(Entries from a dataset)
··········

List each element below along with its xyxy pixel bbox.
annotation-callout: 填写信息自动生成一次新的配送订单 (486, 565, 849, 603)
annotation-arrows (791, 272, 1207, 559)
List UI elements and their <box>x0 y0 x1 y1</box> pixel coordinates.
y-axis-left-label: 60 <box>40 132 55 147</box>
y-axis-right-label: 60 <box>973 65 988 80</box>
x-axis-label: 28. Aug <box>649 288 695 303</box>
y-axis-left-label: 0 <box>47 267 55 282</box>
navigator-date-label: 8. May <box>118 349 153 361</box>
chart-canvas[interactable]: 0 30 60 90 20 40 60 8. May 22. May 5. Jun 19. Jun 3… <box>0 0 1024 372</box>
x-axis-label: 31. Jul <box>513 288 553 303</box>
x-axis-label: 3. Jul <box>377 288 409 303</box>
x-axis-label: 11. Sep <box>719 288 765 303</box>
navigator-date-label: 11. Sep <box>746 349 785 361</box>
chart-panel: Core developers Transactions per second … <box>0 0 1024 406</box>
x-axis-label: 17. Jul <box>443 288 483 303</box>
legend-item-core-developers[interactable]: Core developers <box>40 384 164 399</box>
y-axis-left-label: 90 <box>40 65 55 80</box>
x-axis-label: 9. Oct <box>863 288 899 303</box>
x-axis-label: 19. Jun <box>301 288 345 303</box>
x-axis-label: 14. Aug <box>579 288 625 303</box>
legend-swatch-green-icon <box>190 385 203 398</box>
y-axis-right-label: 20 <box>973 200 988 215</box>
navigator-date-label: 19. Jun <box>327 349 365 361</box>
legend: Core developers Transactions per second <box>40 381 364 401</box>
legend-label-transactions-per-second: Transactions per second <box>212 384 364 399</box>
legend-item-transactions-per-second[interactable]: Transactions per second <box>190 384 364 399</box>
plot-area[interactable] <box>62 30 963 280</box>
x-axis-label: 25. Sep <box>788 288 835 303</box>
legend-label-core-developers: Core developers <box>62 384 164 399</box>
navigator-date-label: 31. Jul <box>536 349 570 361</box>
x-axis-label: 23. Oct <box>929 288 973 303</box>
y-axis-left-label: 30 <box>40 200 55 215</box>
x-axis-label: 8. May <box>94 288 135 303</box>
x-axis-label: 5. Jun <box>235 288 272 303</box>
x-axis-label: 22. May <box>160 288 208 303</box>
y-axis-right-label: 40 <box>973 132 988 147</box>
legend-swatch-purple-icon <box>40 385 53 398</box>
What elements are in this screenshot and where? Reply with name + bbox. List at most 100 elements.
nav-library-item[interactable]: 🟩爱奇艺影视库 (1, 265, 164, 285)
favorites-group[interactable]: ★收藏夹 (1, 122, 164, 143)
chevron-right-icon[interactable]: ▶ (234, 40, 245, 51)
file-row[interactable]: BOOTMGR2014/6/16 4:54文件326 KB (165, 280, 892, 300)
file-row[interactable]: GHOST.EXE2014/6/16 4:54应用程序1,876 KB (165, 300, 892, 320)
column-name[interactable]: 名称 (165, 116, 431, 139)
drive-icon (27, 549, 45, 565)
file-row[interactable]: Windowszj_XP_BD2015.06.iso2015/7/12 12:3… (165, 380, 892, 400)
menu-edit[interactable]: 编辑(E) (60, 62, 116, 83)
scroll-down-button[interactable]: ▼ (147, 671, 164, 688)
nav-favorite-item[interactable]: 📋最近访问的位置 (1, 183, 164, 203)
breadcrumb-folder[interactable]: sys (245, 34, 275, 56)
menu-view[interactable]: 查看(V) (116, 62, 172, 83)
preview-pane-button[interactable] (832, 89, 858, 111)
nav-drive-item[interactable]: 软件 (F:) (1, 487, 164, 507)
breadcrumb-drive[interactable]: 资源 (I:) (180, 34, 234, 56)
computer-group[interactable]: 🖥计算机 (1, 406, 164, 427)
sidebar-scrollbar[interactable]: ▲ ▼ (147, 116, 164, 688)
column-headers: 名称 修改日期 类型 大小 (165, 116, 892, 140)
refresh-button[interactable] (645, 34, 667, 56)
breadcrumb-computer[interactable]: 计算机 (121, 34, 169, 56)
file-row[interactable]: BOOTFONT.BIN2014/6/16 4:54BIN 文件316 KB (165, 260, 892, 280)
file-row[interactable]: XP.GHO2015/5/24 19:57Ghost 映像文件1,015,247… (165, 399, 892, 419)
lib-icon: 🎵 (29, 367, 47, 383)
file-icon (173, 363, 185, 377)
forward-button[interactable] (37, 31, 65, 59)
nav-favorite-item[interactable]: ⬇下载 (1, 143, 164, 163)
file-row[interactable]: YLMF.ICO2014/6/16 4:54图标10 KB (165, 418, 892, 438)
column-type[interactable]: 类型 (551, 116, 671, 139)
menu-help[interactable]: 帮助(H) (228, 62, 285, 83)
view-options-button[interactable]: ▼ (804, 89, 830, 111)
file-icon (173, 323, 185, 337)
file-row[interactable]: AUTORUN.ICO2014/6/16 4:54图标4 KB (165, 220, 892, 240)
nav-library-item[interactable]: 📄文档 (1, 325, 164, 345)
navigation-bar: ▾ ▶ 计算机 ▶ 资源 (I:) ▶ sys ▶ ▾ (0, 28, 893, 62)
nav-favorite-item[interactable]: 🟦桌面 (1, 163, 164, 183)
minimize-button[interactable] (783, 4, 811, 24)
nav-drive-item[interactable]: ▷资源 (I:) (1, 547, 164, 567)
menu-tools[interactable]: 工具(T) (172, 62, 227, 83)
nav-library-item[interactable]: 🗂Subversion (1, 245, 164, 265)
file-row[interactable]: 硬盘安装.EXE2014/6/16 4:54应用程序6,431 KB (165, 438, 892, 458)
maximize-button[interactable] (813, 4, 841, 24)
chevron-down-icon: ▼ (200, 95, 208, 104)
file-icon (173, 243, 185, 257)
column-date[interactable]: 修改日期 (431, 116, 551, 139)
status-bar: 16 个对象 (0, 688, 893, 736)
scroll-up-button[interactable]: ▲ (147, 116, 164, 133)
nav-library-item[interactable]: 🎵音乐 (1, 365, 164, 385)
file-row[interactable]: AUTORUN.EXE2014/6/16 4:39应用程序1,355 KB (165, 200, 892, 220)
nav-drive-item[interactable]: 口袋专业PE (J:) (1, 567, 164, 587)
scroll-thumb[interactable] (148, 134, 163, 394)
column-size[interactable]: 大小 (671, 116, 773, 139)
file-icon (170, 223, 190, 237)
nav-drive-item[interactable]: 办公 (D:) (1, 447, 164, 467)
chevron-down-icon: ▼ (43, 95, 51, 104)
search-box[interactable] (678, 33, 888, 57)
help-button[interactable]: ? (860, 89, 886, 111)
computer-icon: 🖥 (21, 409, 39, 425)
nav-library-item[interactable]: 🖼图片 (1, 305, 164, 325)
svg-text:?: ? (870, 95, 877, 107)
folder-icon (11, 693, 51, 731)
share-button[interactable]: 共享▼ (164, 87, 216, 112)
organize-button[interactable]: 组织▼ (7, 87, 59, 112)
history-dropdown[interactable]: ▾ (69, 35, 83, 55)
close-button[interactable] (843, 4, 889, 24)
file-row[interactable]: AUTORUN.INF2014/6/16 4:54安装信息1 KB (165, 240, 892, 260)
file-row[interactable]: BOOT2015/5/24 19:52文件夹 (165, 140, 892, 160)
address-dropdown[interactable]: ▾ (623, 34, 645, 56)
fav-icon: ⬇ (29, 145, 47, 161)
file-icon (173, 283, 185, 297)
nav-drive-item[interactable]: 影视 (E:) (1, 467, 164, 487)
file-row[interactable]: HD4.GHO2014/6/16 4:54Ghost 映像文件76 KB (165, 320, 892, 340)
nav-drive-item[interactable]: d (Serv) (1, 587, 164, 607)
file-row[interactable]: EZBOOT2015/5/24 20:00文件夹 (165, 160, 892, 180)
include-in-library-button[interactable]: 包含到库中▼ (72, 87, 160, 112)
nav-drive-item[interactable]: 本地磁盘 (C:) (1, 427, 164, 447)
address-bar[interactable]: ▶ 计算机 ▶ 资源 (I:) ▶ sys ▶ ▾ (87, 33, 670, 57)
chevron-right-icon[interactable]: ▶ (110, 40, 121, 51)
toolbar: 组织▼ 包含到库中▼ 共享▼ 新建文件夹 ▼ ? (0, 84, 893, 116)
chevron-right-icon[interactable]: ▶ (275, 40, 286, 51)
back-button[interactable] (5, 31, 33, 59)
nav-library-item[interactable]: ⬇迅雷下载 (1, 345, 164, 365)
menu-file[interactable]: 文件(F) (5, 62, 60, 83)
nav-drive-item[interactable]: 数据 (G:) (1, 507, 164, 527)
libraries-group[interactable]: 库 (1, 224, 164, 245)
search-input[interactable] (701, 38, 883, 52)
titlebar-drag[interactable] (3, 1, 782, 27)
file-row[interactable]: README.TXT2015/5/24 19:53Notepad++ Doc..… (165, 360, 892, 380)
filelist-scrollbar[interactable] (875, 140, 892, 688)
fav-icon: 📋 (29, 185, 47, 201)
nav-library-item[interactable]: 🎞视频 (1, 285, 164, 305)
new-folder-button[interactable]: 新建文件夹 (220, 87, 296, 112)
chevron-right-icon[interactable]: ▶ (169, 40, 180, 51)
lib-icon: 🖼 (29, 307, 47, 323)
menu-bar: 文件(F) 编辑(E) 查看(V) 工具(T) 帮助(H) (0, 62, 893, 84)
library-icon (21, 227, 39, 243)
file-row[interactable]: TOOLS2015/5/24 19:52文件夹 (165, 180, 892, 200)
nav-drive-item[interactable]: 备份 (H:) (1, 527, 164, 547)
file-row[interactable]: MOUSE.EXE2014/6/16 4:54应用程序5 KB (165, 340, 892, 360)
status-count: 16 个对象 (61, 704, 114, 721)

··········

#### What to do
Please format the lines from the start of the items through the line containing "navigator-date-label: 8. May" as a JSON list of strings, one string per line, with blank lines left out.

#### Response
[
  "List each element below along with its xyxy pixel bbox.",
  "annotation-callout: 填写信息自动生成一次新的配送订单 (486, 565, 849, 603)",
  "annotation-arrows (791, 272, 1207, 559)",
  "List UI elements and their <box>x0 y0 x1 y1</box> pixel coordinates.",
  "y-axis-left-label: 60 <box>40 132 55 147</box>",
  "y-axis-right-label: 60 <box>973 65 988 80</box>",
  "x-axis-label: 28. Aug <box>649 288 695 303</box>",
  "y-axis-left-label: 0 <box>47 267 55 282</box>",
  "navigator-date-label: 8. May <box>118 349 153 361</box>"
]